▶ Set problem A: How would you restate the paragraph of the Sasha Cagen biography that begins "Cagen got her start" as a short list that keeps its main facts?
* start Excerpted text *
= Sasha Cagen =

American editor and writer

Sasha Cagen is an American writer, editor, and entrepreneur and originator of the quirkyalone movement. Her first book was Quirkyalone: A Manifesto for Uncompromising Romantics (Harper, San Francisco, 2004), and her second book To-Do List: From Buying Milk to Finding a Soul Mate, What Our Lists Reveal About Us, a collection of 100 handwritten lists and the stories behind them, was released by Simon & Schuster in November 2007.

==Biography==
A native of Cranston, Rhode Island, Cagen attended Amherst College and graduated from Barnard College.

Cagen got her start as a writer in the "girl zine revolution," writing about topics ranging from the class politics of attending an elite women's college to the taste of grape soda and the fear of being pushed or pushing someone else into the subway tracks. During the mid-1990s, in New York, Cagen co-edited the self-published Cupsize.
* end Excerpted text *
* start Input records *
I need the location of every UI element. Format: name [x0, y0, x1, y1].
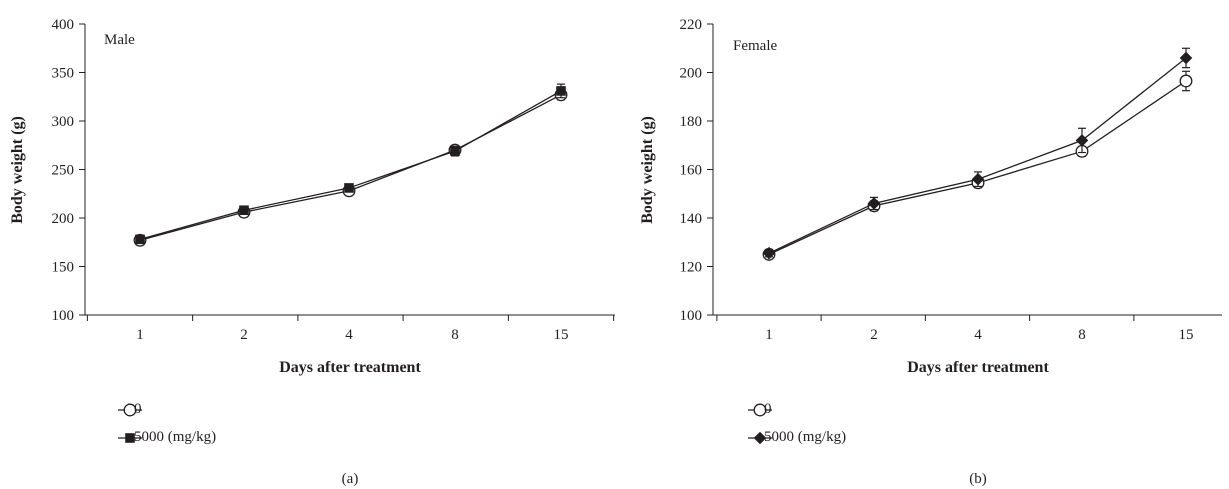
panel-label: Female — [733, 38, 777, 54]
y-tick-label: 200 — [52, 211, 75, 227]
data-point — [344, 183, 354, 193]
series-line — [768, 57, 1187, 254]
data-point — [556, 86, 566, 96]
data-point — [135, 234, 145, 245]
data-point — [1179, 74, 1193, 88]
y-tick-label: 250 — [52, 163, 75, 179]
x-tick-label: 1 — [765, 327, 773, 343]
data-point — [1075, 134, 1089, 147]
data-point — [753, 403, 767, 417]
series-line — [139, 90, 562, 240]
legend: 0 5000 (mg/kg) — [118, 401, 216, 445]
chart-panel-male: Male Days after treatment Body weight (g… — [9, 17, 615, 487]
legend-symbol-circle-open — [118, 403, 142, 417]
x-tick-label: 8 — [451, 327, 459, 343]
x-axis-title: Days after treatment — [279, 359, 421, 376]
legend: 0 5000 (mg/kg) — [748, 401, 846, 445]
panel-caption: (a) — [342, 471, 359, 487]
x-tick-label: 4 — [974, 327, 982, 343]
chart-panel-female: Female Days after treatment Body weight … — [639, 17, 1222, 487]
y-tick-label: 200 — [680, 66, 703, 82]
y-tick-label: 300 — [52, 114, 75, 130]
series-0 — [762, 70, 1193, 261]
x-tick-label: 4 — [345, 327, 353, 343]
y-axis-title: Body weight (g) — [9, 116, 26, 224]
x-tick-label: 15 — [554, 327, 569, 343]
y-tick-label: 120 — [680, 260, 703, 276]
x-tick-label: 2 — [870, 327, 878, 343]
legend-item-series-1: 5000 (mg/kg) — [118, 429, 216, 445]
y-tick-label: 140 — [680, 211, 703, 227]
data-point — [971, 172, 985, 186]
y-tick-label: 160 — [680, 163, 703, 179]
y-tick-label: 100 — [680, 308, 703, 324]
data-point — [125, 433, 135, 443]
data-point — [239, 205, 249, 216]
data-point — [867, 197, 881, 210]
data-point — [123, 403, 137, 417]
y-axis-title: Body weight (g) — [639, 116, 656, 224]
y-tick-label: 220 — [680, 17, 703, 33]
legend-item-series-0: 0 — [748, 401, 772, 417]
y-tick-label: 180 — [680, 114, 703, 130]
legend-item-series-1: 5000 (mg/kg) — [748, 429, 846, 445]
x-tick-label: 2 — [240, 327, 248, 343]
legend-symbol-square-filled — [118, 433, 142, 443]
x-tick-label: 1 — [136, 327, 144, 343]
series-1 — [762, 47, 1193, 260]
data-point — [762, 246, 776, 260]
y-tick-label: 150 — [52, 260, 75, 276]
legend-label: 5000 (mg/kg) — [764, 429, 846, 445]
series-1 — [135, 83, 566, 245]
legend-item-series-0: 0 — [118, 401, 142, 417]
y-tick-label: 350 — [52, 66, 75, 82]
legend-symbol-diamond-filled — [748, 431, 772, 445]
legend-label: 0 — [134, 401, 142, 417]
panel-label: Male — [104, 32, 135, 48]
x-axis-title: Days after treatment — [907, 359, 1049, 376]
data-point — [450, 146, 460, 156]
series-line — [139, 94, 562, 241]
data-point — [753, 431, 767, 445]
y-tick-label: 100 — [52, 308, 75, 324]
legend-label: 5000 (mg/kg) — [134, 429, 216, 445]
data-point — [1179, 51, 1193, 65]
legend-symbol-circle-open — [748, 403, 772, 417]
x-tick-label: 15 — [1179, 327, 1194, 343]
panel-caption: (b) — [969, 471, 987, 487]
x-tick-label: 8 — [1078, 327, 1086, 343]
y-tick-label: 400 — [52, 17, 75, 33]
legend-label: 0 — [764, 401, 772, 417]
* end Input records *
* start Input records *
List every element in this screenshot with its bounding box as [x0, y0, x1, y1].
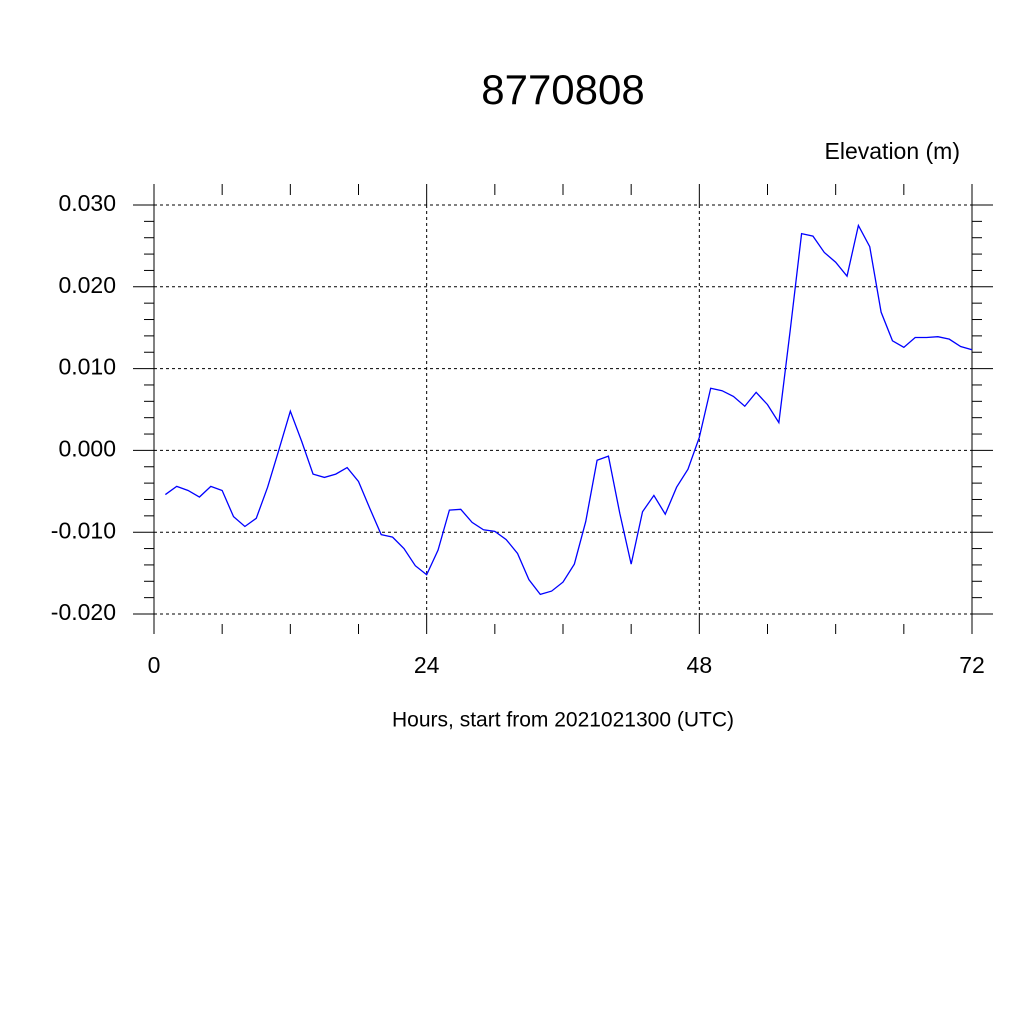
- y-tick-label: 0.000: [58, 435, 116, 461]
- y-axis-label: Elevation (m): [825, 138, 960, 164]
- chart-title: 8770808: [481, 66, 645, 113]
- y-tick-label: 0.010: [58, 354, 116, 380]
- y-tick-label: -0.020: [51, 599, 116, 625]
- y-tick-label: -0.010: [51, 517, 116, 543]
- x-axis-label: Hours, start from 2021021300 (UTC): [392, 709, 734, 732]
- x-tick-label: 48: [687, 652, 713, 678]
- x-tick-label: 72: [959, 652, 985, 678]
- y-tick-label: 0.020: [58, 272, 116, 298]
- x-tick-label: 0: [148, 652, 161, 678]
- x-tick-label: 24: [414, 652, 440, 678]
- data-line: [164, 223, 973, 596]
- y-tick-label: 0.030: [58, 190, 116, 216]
* end Input records *
* start Input records *
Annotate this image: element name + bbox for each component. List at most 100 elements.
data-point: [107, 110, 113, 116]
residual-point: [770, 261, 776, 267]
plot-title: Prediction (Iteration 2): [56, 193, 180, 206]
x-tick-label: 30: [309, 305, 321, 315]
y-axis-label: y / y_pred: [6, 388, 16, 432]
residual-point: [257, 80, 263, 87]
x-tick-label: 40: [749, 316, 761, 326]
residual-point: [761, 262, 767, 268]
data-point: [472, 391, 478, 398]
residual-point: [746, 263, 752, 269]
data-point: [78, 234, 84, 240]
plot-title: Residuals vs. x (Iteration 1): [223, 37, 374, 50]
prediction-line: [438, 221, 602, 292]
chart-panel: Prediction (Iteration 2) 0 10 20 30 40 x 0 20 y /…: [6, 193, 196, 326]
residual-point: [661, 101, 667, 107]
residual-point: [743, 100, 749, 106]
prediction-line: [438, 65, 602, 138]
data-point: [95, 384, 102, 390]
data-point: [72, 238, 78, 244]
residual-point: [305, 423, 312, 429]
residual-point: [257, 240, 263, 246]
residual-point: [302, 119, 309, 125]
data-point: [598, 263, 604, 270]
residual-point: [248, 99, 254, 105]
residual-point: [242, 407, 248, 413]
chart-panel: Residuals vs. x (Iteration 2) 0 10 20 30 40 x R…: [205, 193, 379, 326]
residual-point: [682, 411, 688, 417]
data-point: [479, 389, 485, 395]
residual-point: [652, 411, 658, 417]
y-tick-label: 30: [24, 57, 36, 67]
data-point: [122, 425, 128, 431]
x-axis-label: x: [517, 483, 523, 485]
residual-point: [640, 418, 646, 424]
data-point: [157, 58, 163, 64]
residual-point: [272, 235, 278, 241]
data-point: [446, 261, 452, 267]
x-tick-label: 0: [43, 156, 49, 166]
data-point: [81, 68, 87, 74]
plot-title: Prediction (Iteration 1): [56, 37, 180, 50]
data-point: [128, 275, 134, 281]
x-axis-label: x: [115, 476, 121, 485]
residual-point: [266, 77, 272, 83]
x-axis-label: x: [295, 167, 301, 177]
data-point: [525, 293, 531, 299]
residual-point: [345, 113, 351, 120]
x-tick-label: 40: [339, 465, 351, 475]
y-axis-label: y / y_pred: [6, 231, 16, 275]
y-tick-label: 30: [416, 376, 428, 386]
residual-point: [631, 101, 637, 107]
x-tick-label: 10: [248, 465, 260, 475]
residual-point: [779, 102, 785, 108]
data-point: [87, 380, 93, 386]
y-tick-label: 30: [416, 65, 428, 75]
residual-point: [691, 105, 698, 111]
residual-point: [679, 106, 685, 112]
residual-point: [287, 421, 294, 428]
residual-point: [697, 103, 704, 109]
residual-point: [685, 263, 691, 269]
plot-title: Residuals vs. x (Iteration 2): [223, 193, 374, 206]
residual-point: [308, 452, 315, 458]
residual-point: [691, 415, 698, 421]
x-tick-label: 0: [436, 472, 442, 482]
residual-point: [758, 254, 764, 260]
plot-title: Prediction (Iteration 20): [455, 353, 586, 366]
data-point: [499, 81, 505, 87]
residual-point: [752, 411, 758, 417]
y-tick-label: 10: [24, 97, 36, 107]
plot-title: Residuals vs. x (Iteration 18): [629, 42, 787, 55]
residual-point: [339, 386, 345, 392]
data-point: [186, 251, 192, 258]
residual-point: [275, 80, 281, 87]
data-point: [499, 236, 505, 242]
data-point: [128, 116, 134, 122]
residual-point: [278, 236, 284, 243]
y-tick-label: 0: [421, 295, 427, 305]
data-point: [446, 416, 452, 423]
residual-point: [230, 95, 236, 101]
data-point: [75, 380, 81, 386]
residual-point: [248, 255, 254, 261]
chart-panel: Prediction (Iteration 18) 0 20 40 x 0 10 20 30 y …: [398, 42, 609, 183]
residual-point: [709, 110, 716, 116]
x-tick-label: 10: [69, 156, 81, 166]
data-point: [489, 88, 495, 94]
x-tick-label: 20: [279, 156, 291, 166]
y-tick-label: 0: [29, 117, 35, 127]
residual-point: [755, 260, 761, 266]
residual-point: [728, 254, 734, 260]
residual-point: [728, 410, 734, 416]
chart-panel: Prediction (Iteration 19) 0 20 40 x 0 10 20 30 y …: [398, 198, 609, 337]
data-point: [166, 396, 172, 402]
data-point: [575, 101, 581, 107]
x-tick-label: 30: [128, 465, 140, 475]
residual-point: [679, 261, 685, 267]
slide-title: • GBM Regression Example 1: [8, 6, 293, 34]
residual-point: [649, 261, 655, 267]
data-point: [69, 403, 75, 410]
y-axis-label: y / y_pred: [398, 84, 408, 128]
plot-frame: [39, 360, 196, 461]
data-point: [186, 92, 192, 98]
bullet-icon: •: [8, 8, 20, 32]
* end Input records *
▶ Set problem B: Can you arrange the listing lines from the one with "- y-tick-label: 0.000: [58, 435, 116, 461]" up to and including the one with "- y-tick-label: 0.030: [58, 190, 116, 216]" as a JSON list of strings, one string per line?

▶ Complete answer A:
- Began writing in the "girl zine revolution"
- Wrote about topics ranging from the class politics of attending an elite women's college to the taste of grape soda and the fear of being pushed or pushing someone else into the subway tracks
- Co-edited the self-published Cupsize in New York during the mid-1990s

▶ Complete answer B:
[
  "- y-tick-label: 0.000: [58, 435, 116, 461]",
  "- y-axis-label: Elevation (m): [825, 138, 960, 164]",
  "- chart-title: 8770808: [481, 66, 645, 113]",
  "- y-tick-label: 0.010: [58, 354, 116, 380]",
  "- y-tick-label: -0.020: [51, 599, 116, 625]",
  "- y-tick-label: -0.010: [51, 517, 116, 543]",
  "- x-axis-label: Hours, start from 2021021300 (UTC): [392, 709, 734, 732]",
  "- x-tick-label: 48: [687, 652, 713, 678]",
  "- x-tick-label: 72: [959, 652, 985, 678]",
  "- y-tick-label: 0.020: [58, 272, 116, 298]",
  "- x-tick-label: 0: [148, 652, 161, 678]",
  "- x-tick-label: 24: [414, 652, 440, 678]",
  "- data-line: [164, 223, 973, 596]",
  "- y-tick-label: 0.030: [58, 190, 116, 216]"
]